-- Data shown start --

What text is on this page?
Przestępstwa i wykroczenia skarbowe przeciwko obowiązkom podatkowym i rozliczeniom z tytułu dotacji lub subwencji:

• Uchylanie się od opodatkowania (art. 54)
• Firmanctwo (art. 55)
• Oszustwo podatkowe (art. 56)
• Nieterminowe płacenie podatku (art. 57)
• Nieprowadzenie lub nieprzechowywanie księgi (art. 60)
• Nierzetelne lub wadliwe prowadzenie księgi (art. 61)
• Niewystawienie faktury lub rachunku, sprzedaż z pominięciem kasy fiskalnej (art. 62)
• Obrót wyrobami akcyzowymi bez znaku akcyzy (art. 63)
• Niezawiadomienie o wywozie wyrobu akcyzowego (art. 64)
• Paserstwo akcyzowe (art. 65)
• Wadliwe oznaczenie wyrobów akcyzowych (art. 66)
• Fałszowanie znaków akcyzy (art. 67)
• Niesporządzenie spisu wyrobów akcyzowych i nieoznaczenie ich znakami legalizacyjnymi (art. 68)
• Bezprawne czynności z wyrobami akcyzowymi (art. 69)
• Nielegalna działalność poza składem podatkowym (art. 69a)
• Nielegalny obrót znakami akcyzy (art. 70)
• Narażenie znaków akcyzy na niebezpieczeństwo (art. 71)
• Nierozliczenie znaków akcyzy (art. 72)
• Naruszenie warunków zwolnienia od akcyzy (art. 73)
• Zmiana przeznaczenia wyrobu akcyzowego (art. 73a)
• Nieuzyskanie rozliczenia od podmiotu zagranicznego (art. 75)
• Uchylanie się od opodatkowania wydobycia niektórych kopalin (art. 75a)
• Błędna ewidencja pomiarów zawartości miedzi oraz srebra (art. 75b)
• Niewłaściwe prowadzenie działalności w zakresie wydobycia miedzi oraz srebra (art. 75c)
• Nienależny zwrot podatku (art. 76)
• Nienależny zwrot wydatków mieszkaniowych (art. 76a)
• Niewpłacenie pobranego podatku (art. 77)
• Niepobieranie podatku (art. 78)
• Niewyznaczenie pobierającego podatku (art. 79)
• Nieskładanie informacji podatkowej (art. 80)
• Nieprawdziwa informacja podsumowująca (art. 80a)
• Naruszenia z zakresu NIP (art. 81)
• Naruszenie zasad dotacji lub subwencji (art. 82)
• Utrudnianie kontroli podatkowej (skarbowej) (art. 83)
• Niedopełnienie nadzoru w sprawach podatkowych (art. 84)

-- Data shown end --

__The exercise__.
Return each line with "akcyzowymi".

__Written answer__.
• Obrót wyrobami akcyzowymi bez znaku akcyzy (art. 63)
• Bezprawne czynności z wyrobami akcyzowymi (art. 69)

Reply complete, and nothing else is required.